● Do this:
Copy out all lines that hold "Throughput".

● Input for this task:
==*==
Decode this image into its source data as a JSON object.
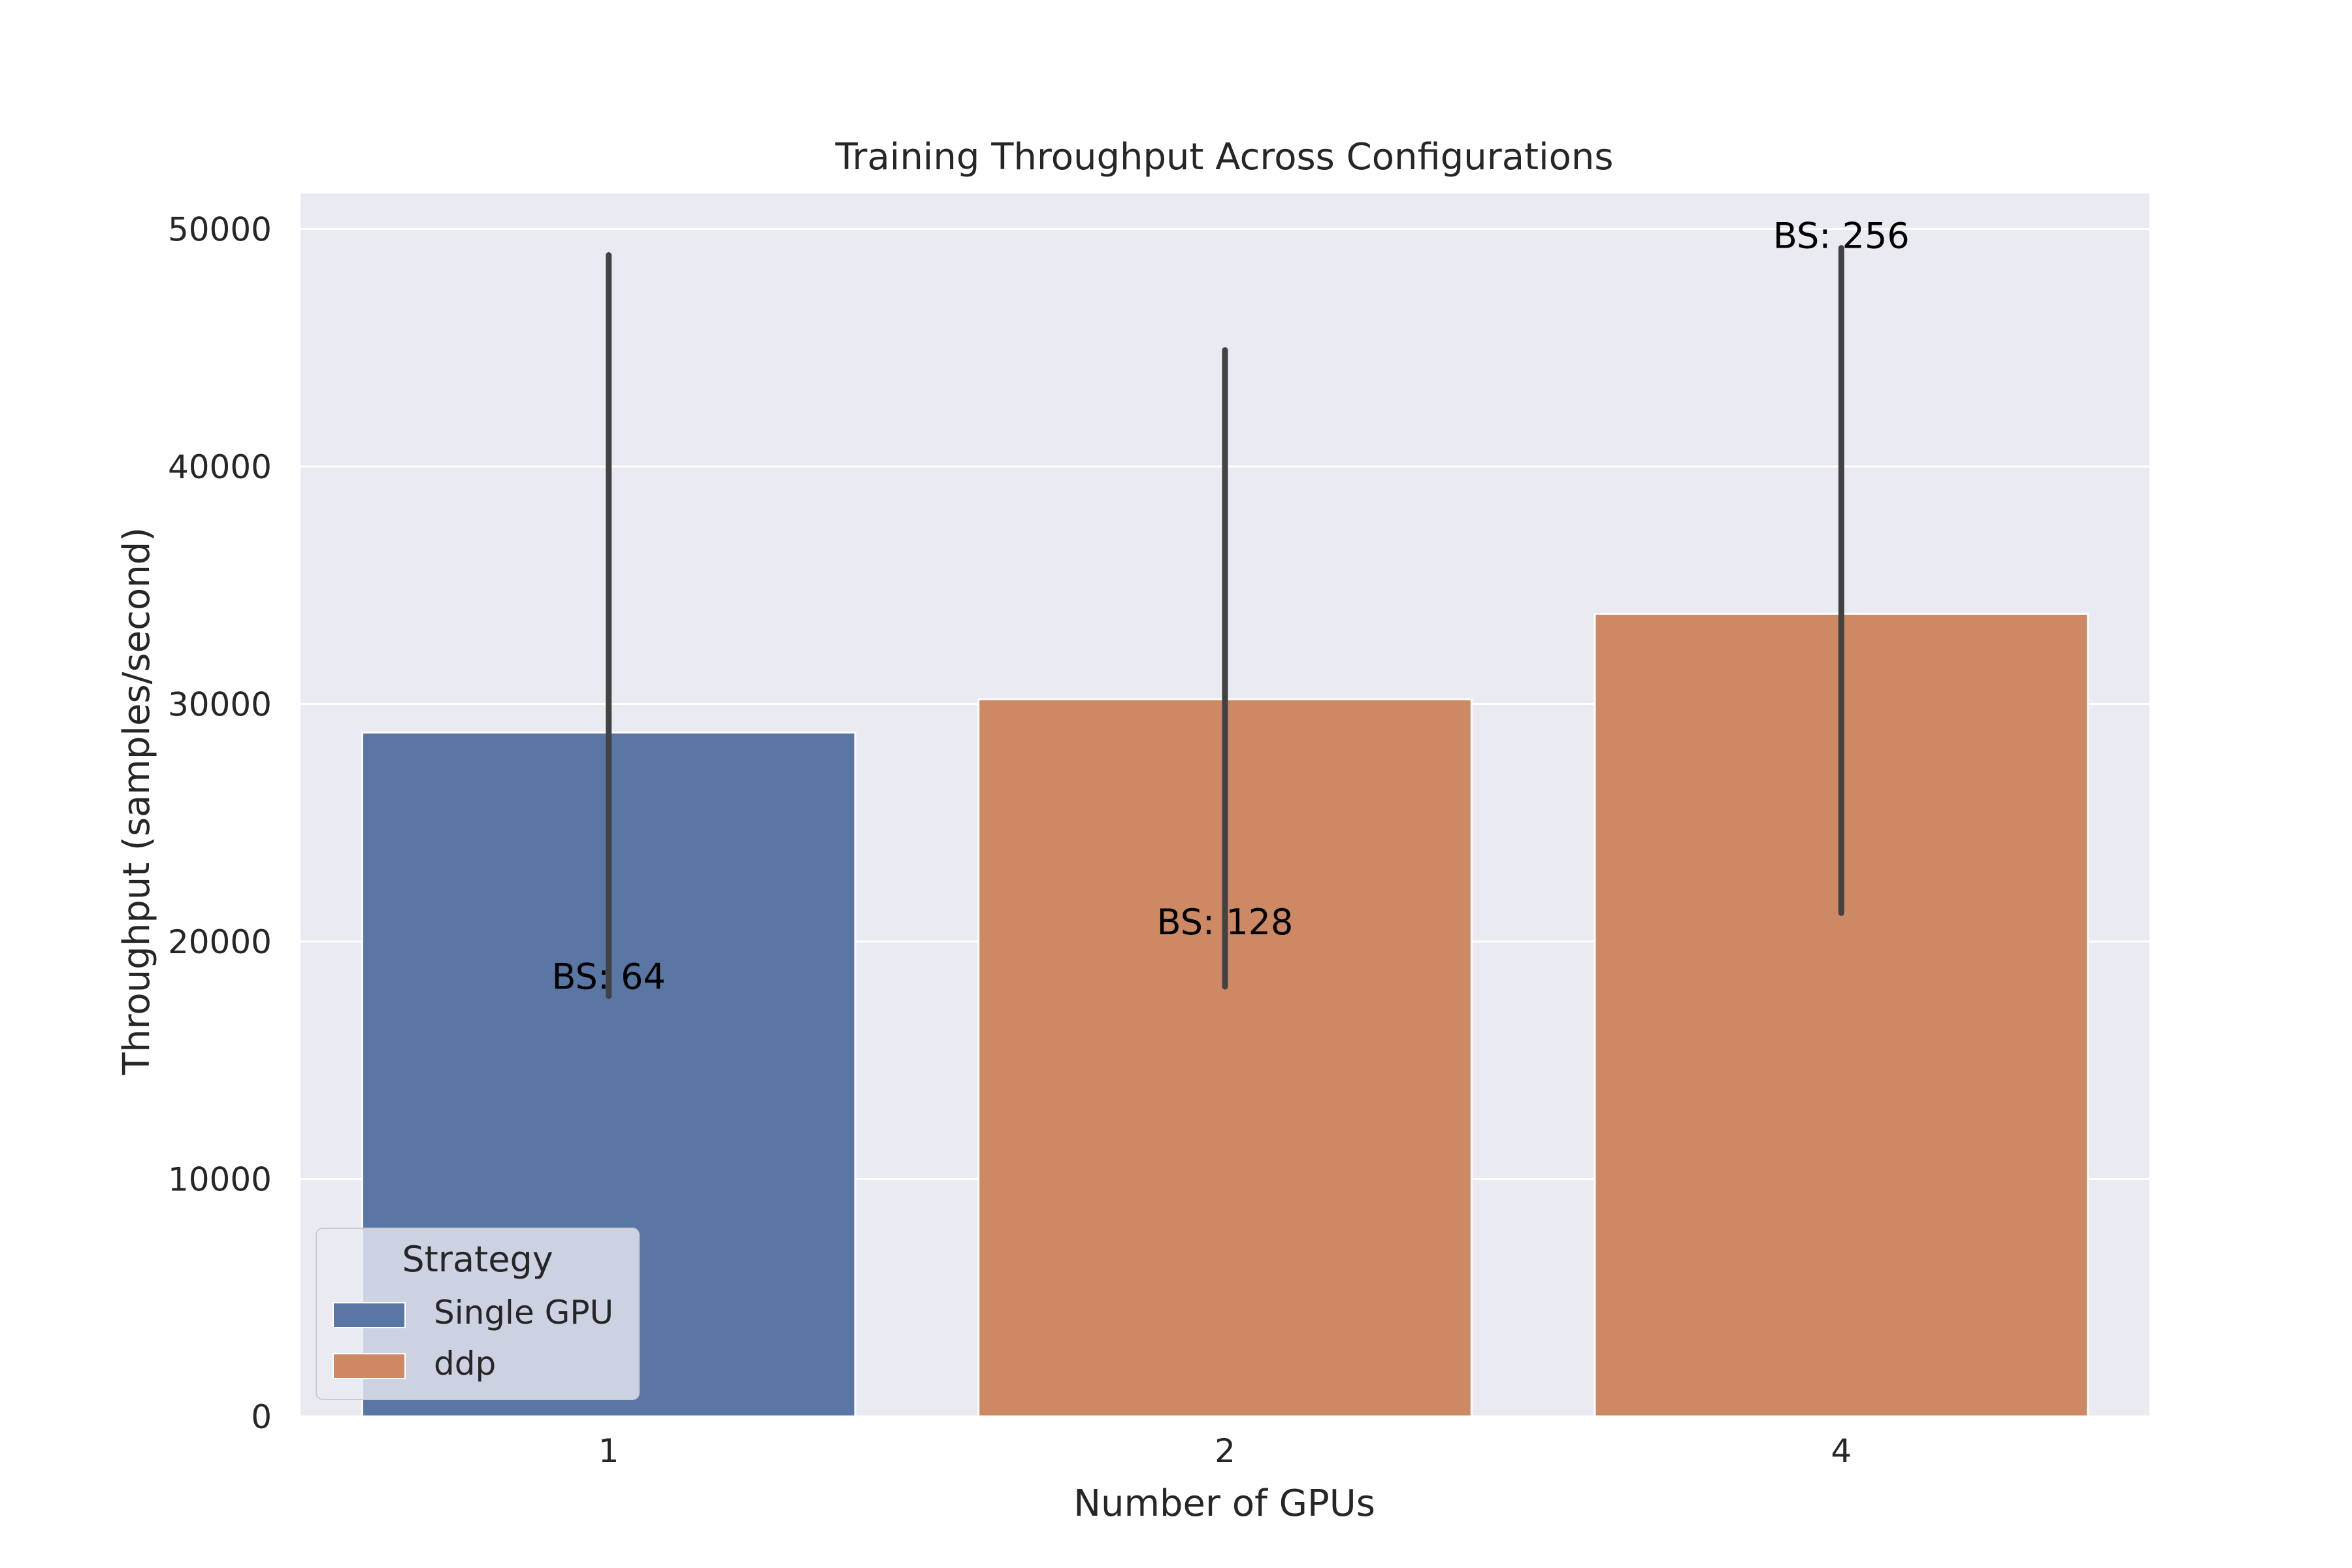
{
  "chart_data": {
    "type": "bar",
    "title": "Training Throughput Across Configurations",
    "xlabel": "Number of GPUs",
    "ylabel": "Throughput (samples/second)",
    "categories": [
      "1",
      "2",
      "4"
    ],
    "ylim": [
      0,
      51500
    ],
    "yticks": [
      0,
      10000,
      20000,
      30000,
      40000,
      50000
    ],
    "grid": true,
    "legend_placement": "lower-left",
    "legend": {
      "title": "Strategy",
      "entries": [
        {
          "name": "Single GPU",
          "color": "#5a76a4"
        },
        {
          "name": "ddp",
          "color": "#cc8963"
        }
      ]
    },
    "bars": [
      {
        "category": "1",
        "strategy": "Single GPU",
        "value": 28800,
        "err_low": 17700,
        "err_high": 48900,
        "label": "BS: 64",
        "label_value": 18500
      },
      {
        "category": "2",
        "strategy": "ddp",
        "value": 30200,
        "err_low": 18100,
        "err_high": 44900,
        "label": "BS: 128",
        "label_value": 20800
      },
      {
        "category": "4",
        "strategy": "ddp",
        "value": 33800,
        "err_low": 21200,
        "err_high": 49200,
        "label": "BS: 256",
        "label_value": 49700
      }
    ],
    "colors": {
      "background": "#eaeaf2",
      "grid": "#ffffff",
      "errorbar": "#424242"
    }
  }
}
==*==
● Solved problem:
    "title": "Training Throughput Across Configurations",
    "ylabel": "Throughput (samples/second)",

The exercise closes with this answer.